Please list all lines of the material below in which the string "Zabezpečení" occurs.

Data for this exercise →
══════

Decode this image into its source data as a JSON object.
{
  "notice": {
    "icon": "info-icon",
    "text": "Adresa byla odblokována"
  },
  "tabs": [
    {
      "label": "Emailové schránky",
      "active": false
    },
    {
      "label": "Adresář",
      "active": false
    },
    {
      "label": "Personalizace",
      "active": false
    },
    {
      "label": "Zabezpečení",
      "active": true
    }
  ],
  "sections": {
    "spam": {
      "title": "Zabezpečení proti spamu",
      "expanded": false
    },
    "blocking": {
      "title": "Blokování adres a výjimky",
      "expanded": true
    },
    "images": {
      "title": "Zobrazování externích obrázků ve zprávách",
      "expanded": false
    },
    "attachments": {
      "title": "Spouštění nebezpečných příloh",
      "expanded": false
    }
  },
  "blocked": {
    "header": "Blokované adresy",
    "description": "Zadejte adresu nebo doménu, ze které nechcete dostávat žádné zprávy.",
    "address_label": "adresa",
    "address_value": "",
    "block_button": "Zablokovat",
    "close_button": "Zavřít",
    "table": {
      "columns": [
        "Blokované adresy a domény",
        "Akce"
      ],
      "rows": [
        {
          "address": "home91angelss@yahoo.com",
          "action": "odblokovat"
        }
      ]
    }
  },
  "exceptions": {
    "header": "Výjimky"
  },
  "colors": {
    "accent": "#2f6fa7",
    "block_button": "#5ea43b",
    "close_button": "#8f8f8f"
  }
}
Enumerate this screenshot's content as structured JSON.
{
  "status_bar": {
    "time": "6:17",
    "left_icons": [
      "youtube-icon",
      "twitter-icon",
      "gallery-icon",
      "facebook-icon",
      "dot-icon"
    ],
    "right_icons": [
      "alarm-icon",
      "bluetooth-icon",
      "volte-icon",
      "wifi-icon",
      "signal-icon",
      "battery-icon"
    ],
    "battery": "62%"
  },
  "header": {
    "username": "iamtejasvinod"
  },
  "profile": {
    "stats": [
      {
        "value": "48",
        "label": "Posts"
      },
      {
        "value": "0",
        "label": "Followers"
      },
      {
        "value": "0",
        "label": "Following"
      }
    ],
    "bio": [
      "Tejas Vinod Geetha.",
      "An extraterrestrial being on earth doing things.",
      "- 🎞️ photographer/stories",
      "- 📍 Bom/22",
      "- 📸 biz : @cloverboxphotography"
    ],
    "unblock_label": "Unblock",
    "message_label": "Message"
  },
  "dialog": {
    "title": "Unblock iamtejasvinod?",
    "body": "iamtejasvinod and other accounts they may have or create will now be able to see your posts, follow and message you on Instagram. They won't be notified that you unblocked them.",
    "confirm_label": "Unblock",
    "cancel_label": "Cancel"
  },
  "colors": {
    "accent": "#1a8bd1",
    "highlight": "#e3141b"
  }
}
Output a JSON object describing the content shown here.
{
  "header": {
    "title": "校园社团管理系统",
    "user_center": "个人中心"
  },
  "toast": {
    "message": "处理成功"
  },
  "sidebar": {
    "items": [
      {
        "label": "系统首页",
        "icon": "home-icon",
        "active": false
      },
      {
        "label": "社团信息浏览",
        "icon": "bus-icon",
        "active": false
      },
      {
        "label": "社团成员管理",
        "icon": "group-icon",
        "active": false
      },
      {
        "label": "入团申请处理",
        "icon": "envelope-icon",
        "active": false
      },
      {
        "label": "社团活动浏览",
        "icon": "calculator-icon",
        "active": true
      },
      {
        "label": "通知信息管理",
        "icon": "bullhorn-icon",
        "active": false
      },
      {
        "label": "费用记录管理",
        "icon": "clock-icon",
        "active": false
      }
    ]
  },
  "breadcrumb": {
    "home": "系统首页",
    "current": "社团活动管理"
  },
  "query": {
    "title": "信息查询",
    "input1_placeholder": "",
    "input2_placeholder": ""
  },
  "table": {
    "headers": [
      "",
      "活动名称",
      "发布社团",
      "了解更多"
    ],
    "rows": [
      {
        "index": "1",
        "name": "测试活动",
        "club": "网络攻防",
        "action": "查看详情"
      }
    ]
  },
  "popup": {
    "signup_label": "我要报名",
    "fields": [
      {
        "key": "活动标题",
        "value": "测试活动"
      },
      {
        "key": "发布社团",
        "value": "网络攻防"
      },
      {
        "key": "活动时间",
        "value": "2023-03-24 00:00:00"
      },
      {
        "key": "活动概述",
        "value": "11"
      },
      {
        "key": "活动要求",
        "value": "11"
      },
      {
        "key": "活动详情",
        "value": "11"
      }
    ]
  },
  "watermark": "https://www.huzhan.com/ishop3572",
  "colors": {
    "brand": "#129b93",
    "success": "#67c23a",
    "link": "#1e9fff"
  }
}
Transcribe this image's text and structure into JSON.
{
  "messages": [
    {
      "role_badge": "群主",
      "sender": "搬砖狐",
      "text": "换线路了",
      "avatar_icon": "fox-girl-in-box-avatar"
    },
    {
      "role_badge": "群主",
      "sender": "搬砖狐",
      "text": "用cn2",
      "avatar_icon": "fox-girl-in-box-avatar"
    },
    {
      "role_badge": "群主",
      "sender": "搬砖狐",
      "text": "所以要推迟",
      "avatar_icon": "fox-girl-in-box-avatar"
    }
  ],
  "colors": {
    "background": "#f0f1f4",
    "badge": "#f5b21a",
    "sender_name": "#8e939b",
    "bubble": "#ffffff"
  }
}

══════

Solved problem →
      "label": "Zabezpečení",
      "title": "Zabezpečení proti spamu",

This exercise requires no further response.